> **DOCUMENT**:
* START *

Sample code for math libraries related changes

https://github.com/dmlc/mshadow/blob/463c0dffe3eae8c39caf7989c85b7244823df27e/mshadow/dot_engine-inl.h#L677
Original reference code

 inline static void dot(Stream<gpu> *stream,
                        int n,
                        const float* X, int incX,
                        const float* Y, int incY,
                        float *ret) {
   cublasSetPointerMode(Stream<gpu>::GetBlasHandle(stream),
                        CUBLAS_POINTER_MODE_DEVICE);
   cublasStatus_t err = cublasSdot(Stream<gpu>::GetBlasHandle(stream),
                                   n, X, incX, Y, incY, ret);
   CHECK_EQ(err, CUBLAS_STATUS_SUCCESS) << "Cublas: Dot fail";
   cublasSetPointerMode(Stream<gpu>::GetBlasHandle(stream),
                        CUBLAS_POINTER_MODE_HOST);
}

Proposed changes:
 inline static void dot(Stream<gpu> *stream,
                        int n,
                        const float* X, int incX,
                        const float* Y, int incY,
                        float *ret) {
#if USE_CUDA==1
   cublasSetPointerMode(Stream<gpu>::GetBlasHandle(stream),
                        CUBLAS_POINTER_MODE_DEVICE);
   cublasStatus_t err = cublasSdot(Stream<gpu>::GetBlasHandle(stream),
                                   n, X, incX, Y, incY, ret);
   CHECK_EQ(err, CUBLAS_STATUS_SUCCESS) << "Cublas: Dot fail";
   cublasSetPointerMode(Stream<gpu>::GetBlasHandle(stream),
                        CUBLAS_POINTER_MODE_HOST);
#endif //USE_CUDA
#if USE_HIP==1
   hipblasSetPointerMode(Stream<gpu>::GetBlasHandle(stream),
                        HIPBLAS_POINTER_MODE_DEVICE);
   hipblasStatus_t err = hipblasSdot(Stream<gpu>::GetBlasHandle(stream),
                                   n, X, incX, Y, incY, ret);
   CHECK_EQ(err, HIPBLAS_STATUS_SUCCESS) << "Hipblas: Dot fail";
   hipblasSetPointerMode(Stream<gpu>::GetBlasHandle(stream),
                        HIPBLAS_POINTER_MODE_HOST);
#endif //USE_HIP
 }
3) Acceleration related libraries(cudnn/miopen)

* END *

> **RECORDED DATA**:
* START *

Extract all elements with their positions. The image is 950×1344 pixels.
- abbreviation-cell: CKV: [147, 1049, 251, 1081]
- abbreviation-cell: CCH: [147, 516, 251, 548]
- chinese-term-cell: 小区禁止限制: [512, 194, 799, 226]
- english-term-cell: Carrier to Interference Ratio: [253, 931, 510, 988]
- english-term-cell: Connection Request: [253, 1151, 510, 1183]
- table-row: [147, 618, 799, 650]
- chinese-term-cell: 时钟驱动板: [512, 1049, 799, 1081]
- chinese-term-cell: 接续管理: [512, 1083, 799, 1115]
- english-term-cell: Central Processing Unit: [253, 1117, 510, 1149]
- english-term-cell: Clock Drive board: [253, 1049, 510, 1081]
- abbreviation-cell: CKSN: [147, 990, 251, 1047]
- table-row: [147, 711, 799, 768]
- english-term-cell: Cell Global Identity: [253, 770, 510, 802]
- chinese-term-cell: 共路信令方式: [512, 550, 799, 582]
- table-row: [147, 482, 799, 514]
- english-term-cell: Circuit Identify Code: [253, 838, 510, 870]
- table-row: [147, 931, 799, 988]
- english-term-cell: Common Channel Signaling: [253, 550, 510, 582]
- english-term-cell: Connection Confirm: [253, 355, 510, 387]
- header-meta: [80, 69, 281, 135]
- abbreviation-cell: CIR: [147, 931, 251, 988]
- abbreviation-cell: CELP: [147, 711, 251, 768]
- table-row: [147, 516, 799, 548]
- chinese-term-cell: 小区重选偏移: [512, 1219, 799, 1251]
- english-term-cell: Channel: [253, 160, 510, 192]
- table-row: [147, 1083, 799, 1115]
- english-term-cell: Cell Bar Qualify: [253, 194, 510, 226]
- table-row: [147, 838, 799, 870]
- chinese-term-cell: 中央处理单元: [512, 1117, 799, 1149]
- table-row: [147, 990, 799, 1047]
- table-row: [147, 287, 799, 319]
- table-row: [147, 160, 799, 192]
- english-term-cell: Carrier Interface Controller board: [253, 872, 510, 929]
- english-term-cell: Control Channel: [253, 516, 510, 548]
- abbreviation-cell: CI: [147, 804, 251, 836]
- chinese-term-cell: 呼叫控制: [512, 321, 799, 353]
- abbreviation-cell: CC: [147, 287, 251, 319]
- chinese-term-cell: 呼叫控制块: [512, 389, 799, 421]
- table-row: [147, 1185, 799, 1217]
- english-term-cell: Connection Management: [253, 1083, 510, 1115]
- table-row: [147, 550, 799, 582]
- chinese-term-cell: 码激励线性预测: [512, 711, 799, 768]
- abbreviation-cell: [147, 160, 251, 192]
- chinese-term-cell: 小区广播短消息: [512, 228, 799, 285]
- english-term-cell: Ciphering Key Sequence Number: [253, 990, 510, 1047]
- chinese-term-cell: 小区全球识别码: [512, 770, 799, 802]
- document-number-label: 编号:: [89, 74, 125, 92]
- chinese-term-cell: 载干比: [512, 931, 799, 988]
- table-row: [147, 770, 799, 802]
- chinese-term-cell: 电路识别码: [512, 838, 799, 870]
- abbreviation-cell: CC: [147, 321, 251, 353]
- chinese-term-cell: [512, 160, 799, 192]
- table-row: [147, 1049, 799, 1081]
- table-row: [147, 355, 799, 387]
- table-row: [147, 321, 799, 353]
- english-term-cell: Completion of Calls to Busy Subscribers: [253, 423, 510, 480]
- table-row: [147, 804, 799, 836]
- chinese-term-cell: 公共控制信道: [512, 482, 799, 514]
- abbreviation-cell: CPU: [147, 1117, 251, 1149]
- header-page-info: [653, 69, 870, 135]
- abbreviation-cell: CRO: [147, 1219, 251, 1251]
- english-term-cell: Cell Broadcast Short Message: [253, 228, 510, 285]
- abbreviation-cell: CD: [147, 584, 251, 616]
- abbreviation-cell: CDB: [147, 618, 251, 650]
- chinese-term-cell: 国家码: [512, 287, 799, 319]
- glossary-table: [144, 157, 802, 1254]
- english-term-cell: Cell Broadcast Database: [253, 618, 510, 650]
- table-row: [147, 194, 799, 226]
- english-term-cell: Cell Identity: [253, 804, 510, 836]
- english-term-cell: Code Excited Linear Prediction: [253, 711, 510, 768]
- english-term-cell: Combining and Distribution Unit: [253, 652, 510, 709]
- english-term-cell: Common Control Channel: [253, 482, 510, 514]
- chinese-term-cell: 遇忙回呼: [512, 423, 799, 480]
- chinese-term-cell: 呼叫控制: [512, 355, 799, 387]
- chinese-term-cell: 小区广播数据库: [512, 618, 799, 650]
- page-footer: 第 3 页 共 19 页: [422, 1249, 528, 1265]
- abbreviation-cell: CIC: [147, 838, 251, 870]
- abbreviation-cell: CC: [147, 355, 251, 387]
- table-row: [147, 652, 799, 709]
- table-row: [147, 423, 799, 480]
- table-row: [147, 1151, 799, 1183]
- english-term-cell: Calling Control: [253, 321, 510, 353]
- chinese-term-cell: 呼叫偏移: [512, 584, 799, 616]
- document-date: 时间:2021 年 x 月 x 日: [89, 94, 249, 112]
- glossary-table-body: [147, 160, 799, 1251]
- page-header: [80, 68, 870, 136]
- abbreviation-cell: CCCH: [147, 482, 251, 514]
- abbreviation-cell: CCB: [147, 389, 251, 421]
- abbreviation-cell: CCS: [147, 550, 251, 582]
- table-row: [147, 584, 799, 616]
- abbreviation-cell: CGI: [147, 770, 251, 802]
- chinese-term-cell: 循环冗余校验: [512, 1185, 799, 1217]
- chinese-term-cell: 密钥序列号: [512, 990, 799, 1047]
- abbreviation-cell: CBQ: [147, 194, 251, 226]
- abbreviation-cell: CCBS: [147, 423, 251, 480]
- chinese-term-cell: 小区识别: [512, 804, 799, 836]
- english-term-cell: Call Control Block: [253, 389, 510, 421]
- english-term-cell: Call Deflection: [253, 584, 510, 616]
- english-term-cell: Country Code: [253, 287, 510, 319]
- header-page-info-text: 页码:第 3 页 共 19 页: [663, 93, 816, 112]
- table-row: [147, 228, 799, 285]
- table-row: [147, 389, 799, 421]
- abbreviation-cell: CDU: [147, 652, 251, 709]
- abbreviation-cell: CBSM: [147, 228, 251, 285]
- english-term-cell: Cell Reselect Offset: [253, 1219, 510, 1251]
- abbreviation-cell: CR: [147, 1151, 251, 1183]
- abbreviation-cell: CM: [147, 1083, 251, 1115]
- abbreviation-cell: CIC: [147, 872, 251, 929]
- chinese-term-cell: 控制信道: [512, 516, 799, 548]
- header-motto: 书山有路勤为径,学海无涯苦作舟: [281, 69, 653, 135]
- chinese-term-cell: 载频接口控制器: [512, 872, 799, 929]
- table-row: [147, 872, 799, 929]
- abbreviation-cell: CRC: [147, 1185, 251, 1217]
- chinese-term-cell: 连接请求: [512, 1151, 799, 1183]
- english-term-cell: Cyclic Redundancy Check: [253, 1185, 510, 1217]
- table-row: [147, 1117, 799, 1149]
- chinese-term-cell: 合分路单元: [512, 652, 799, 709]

* END *

> **GIVEN TASK 1**:
In the math library sample code, what message does the proposed HIP version print when the dot call fails?
> **GIVEN TASK 2**:
Please carry the math library sample code further, starting right after its last line.

> **FINAL RESULT 1**:
"Hipblas: Dot fail"

> **FINAL RESULT 2**:
https://github.com/dmlc/mshadow/blob/463c0dffe3eae8c39caf7989c85b7244823df27e/mshadow/stream_gpu-inl.h#L166

Native Mxnet:

 inline void CreateDnnHandle() {
// #if MSHADOW_USE_CUDNN == 1 && defined(__CUDACC__)
#if MSHADOW_USE_CUDNN == 1
   this->DestroyDnnHandle();
   cudnnStatus_t err = cudnnCreate(&dnn_handle_);
   CHECK_EQ(err, CUDNN_STATUS_SUCCESS) << cudnnGetErrorString(err);
   // At this point, we have the resource which may need to be freed
   this->dnn_handle_ownership_ = OwnHandle;
   err = cudnnSetStream(dnn_handle_, stream_);
   CHECK_EQ(err, CUDNN_STATUS_SUCCESS) << cudnnGetErrorString(err);
#endif
}


Proposed changes:

inline void CreateDnnHandle() {
#if MSHADOW_USE_CUDNN == 1
   this->DestroyDnnHandle();
   cudnnStatus_t err = cudnnCreate(&dnn_handle_);
   CHECK_EQ(err, CUDNN_STATUS_SUCCESS) << cudnnGetErrorString(err);
   err = cudnnSetStream(dnn_handle_, stream_);
   CHECK_EQ(err, CUDNN_STATUS_SUCCESS) << cudnnGetErrorString(err);
   this->dnn_handle_ownership_ = OwnHandle;
#endif
#if MSHADOW_USE_CUDNN == 1 && USE_HIP==1 && defined (HIP_PLATFORM_HCC)
   this->DestroyDnnHandle();
   miopenStatus_t  err = miopenCreate(&dnn_handle_);
   CHECK_EQ(err, miopenStatusSuccess) << (err);
   err = miopenSetStream(dnn_handle_, stream_);
   CHECK_EQ(err, miopenStatusSuccess) << (err);
   this->dnn_handle_ownership_ = OwnHandle;
#endif
 }




4)Pros and Cons of the following design approach


Pro:The mxnet can be leveraged on AMD gpu platforms retaining the support for nvidia gpu platform.

Con:The main drawback of this appraoch is to maintain parity ,as it takes more effort to maintain the two supported code paths, for example if any enhancements or changes are done in the cuda path , the same has to be replicated in the hip path as well

  • No labels

5 Comments

  1. Hi, the following feedback was given by Pedro Larroy regarding the previous version.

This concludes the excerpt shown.